## Directions
Without the pictures, can you quote each line below exactly?

■ ■ ■ ■ ■

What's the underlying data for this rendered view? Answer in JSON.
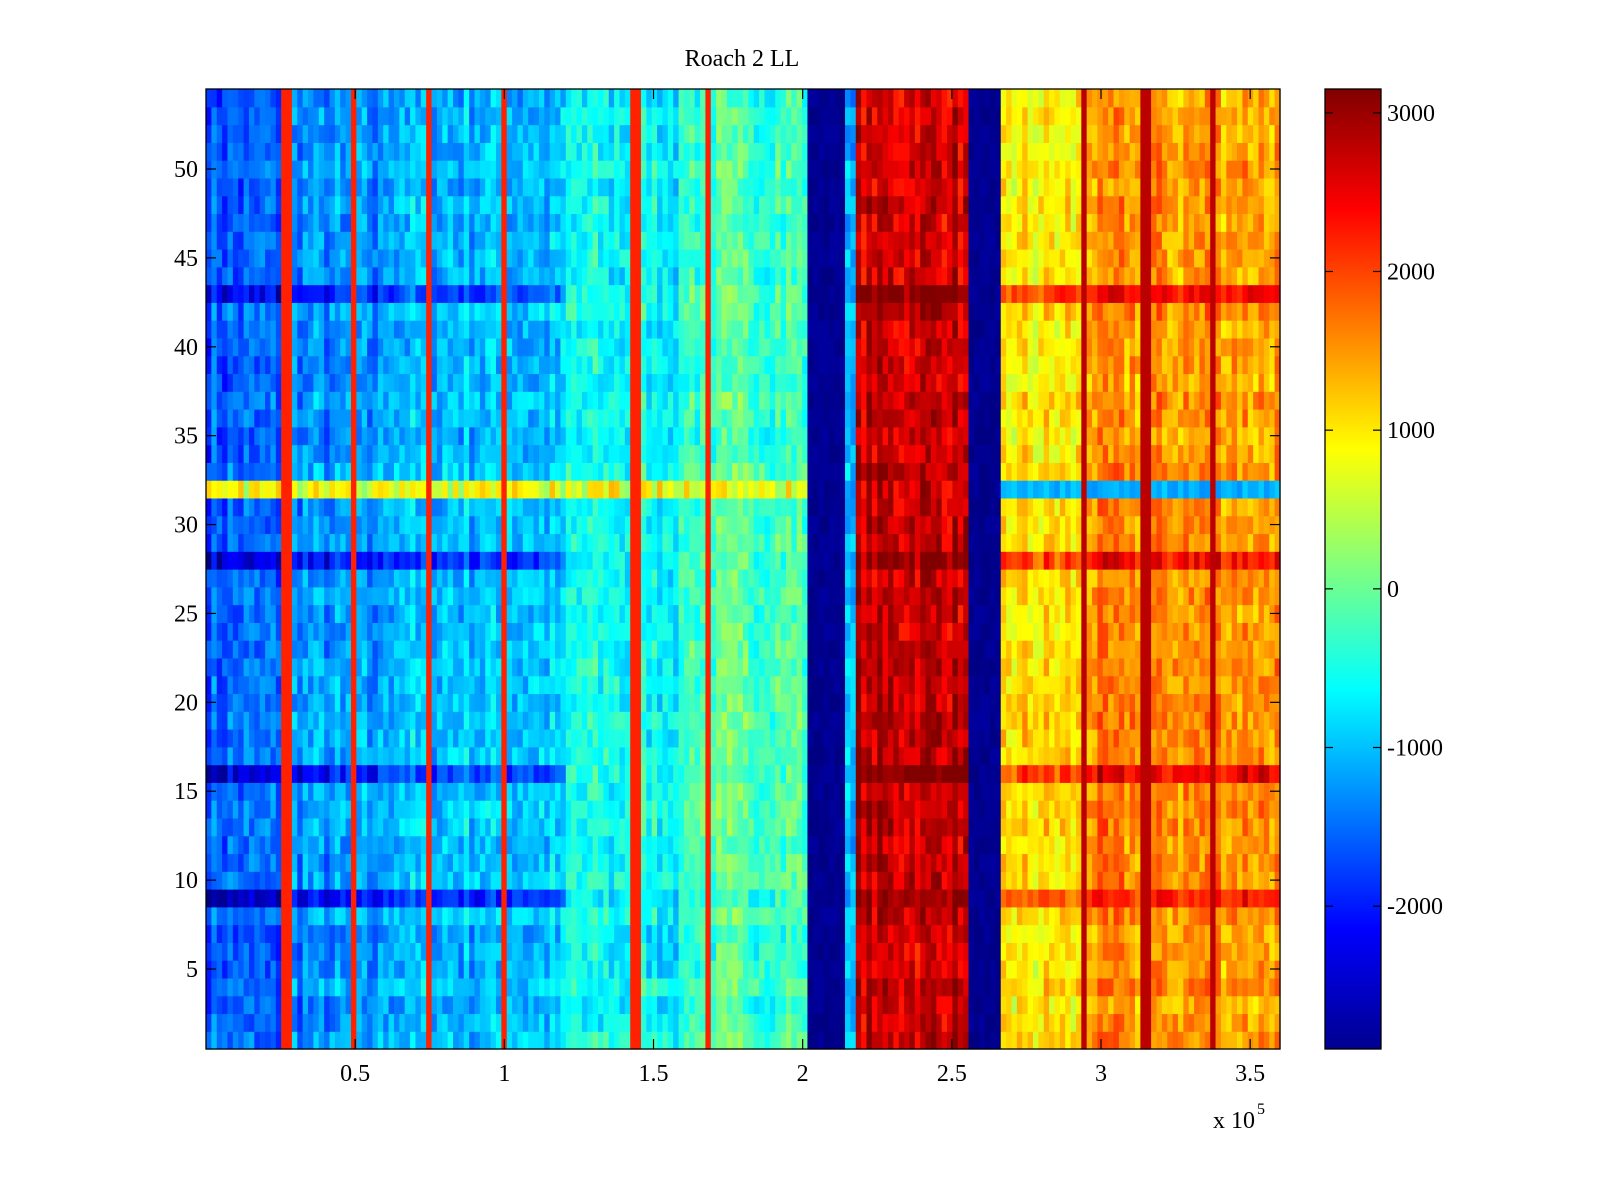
{
  "chart_data": {
    "type": "heatmap",
    "title": "Roach 2 LL",
    "xlabel": "",
    "ylabel": "",
    "x_multiplier_label": "x 10",
    "x_multiplier_exponent": "5",
    "xlim": [
      0,
      3.6
    ],
    "ylim": [
      0.5,
      54.5
    ],
    "x_ticks": [
      0.5,
      1,
      1.5,
      2,
      2.5,
      3,
      3.5
    ],
    "x_tick_labels": [
      "0.5",
      "1",
      "1.5",
      "2",
      "2.5",
      "3",
      "3.5"
    ],
    "y_ticks": [
      5,
      10,
      15,
      20,
      25,
      30,
      35,
      40,
      45,
      50
    ],
    "y_tick_labels": [
      "5",
      "10",
      "15",
      "20",
      "25",
      "30",
      "35",
      "40",
      "45",
      "50"
    ],
    "rows": 54,
    "colormap": "jet",
    "colorbar": {
      "min": -2900,
      "max": 3150,
      "ticks": [
        -2000,
        -1000,
        0,
        1000,
        2000,
        3000
      ],
      "tick_labels": [
        "-2000",
        "-1000",
        "0",
        "1000",
        "2000",
        "3000"
      ]
    },
    "column_profile": [
      {
        "x0": 0.0,
        "x1": 0.25,
        "value": -1600
      },
      {
        "x0": 0.25,
        "x1": 0.6,
        "value": -1300
      },
      {
        "x0": 0.6,
        "x1": 1.2,
        "value": -1000
      },
      {
        "x0": 1.2,
        "x1": 1.6,
        "value": -600
      },
      {
        "x0": 1.6,
        "x1": 2.02,
        "value": -200
      },
      {
        "x0": 2.02,
        "x1": 2.14,
        "value": -2900
      },
      {
        "x0": 2.14,
        "x1": 2.18,
        "value": -1200
      },
      {
        "x0": 2.18,
        "x1": 2.55,
        "value": 2700
      },
      {
        "x0": 2.55,
        "x1": 2.67,
        "value": -2900
      },
      {
        "x0": 2.67,
        "x1": 2.95,
        "value": 1000
      },
      {
        "x0": 2.95,
        "x1": 3.6,
        "value": 1500
      }
    ],
    "highlighted_rows": {
      "row_32_value": 1500,
      "strong_rows": [
        9,
        16,
        28,
        43
      ]
    },
    "vertical_streaks_x": [
      0.27,
      0.5,
      0.75,
      1.0,
      1.44,
      1.68,
      2.94,
      3.15,
      3.38
    ]
  }
}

■ ■ ■ ■ ■

## The answer
What's the underlying data for this rendered view? Answer in JSON.
{
  "chart_data": {
    "type": "heatmap",
    "title": "Roach 2 LL",
    "xlabel": "",
    "ylabel": "",
    "x_multiplier_label": "x 10",
    "x_multiplier_exponent": "5",
    "xlim": [
      0,
      3.6
    ],
    "ylim": [
      0.5,
      54.5
    ],
    "x_ticks": [
      0.5,
      1,
      1.5,
      2,
      2.5,
      3,
      3.5
    ],
    "x_tick_labels": [
      "0.5",
      "1",
      "1.5",
      "2",
      "2.5",
      "3",
      "3.5"
    ],
    "y_ticks": [
      5,
      10,
      15,
      20,
      25,
      30,
      35,
      40,
      45,
      50
    ],
    "y_tick_labels": [
      "5",
      "10",
      "15",
      "20",
      "25",
      "30",
      "35",
      "40",
      "45",
      "50"
    ],
    "rows": 54,
    "colormap": "jet",
    "colorbar": {
      "min": -2900,
      "max": 3150,
      "ticks": [
        -2000,
        -1000,
        0,
        1000,
        2000,
        3000
      ],
      "tick_labels": [
        "-2000",
        "-1000",
        "0",
        "1000",
        "2000",
        "3000"
      ]
    },
    "column_profile": [
      {
        "x0": 0.0,
        "x1": 0.25,
        "value": -1600
      },
      {
        "x0": 0.25,
        "x1": 0.6,
        "value": -1300
      },
      {
        "x0": 0.6,
        "x1": 1.2,
        "value": -1000
      },
      {
        "x0": 1.2,
        "x1": 1.6,
        "value": -600
      },
      {
        "x0": 1.6,
        "x1": 2.02,
        "value": -200
      },
      {
        "x0": 2.02,
        "x1": 2.14,
        "value": -2900
      },
      {
        "x0": 2.14,
        "x1": 2.18,
        "value": -1200
      },
      {
        "x0": 2.18,
        "x1": 2.55,
        "value": 2700
      },
      {
        "x0": 2.55,
        "x1": 2.67,
        "value": -2900
      },
      {
        "x0": 2.67,
        "x1": 2.95,
        "value": 1000
      },
      {
        "x0": 2.95,
        "x1": 3.6,
        "value": 1500
      }
    ],
    "highlighted_rows": {
      "row_32_value": 1500,
      "strong_rows": [
        9,
        16,
        28,
        43
      ]
    },
    "vertical_streaks_x": [
      0.27,
      0.5,
      0.75,
      1.0,
      1.44,
      1.68,
      2.94,
      3.15,
      3.38
    ]
  }
}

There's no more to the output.